- **SHORT TASK**
Would it be possible to write out each entry below exactly, without the pictures?

(Saved entries)
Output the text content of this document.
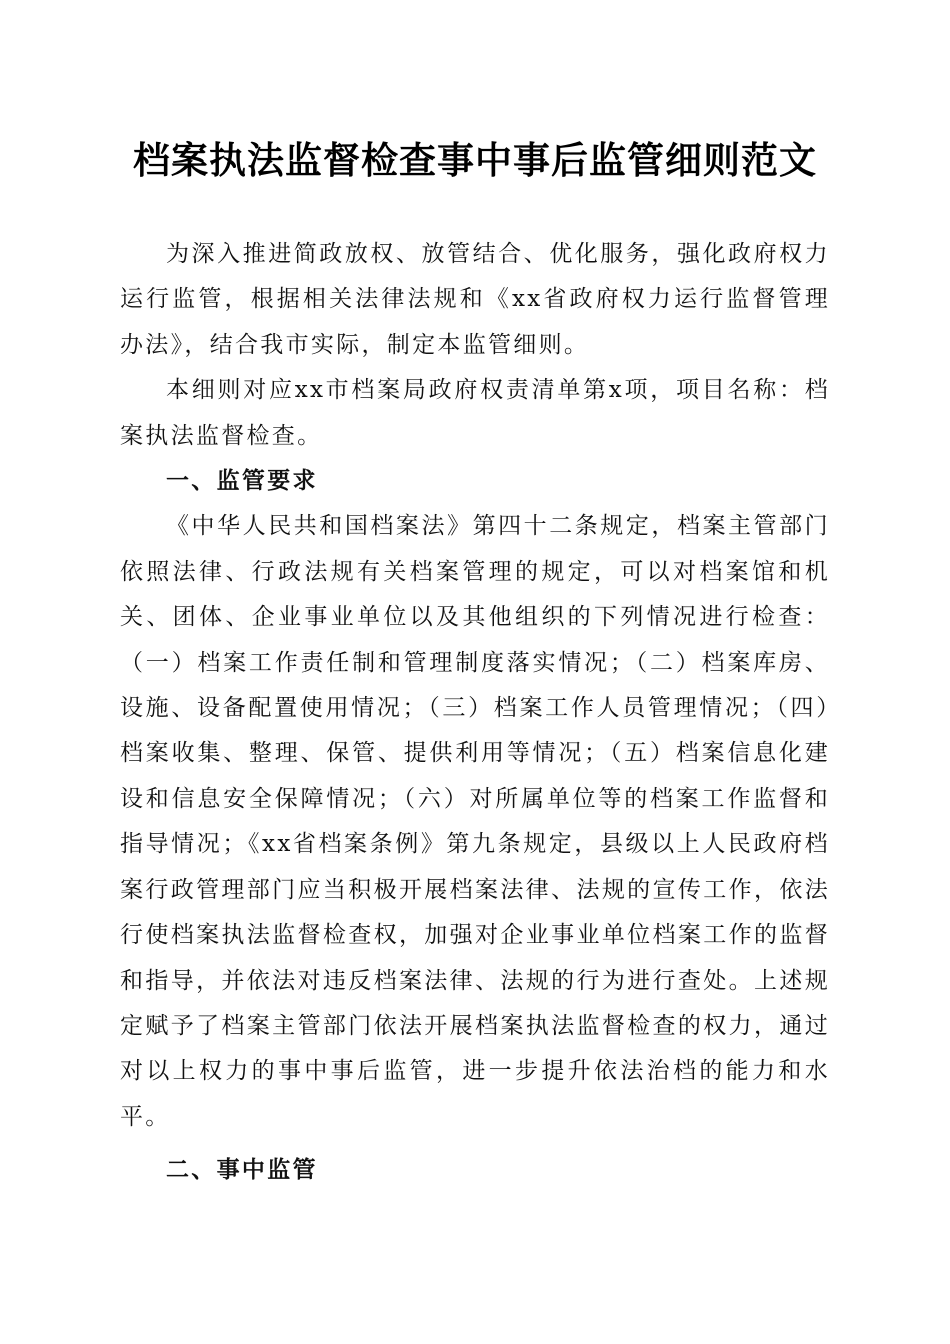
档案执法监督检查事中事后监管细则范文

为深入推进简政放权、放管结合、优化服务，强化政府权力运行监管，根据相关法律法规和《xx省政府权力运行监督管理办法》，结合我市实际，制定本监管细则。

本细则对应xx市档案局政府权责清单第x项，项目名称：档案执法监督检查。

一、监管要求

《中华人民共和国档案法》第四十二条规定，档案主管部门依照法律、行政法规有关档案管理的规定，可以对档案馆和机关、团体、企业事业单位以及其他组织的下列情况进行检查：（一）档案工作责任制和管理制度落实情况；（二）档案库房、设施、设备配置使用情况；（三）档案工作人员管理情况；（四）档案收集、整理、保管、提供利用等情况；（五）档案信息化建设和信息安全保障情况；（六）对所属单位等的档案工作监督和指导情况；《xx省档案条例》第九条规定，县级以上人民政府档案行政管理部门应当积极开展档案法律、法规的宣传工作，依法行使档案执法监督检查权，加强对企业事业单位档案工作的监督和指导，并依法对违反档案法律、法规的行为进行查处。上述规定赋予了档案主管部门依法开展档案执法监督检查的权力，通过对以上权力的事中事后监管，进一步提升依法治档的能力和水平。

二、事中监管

- **FINISHED ANSWER**
Output the text content of this document.
档案执法监督检查事中事后监管细则范文

为深入推进简政放权、放管结合、优化服务，强化政府权力运行监管，根据相关法律法规和《xx省政府权力运行监督管理办法》，结合我市实际，制定本监管细则。

本细则对应xx市档案局政府权责清单第x项，项目名称：档案执法监督检查。

一、监管要求

《中华人民共和国档案法》第四十二条规定，档案主管部门依照法律、行政法规有关档案管理的规定，可以对档案馆和机关、团体、企业事业单位以及其他组织的下列情况进行检查：（一）档案工作责任制和管理制度落实情况；（二）档案库房、设施、设备配置使用情况；（三）档案工作人员管理情况；（四）档案收集、整理、保管、提供利用等情况；（五）档案信息化建设和信息安全保障情况；（六）对所属单位等的档案工作监督和指导情况；《xx省档案条例》第九条规定，县级以上人民政府档案行政管理部门应当积极开展档案法律、法规的宣传工作，依法行使档案执法监督检查权，加强对企业事业单位档案工作的监督和指导，并依法对违反档案法律、法规的行为进行查处。上述规定赋予了档案主管部门依法开展档案执法监督检查的权力，通过对以上权力的事中事后监管，进一步提升依法治档的能力和水平。

二、事中监管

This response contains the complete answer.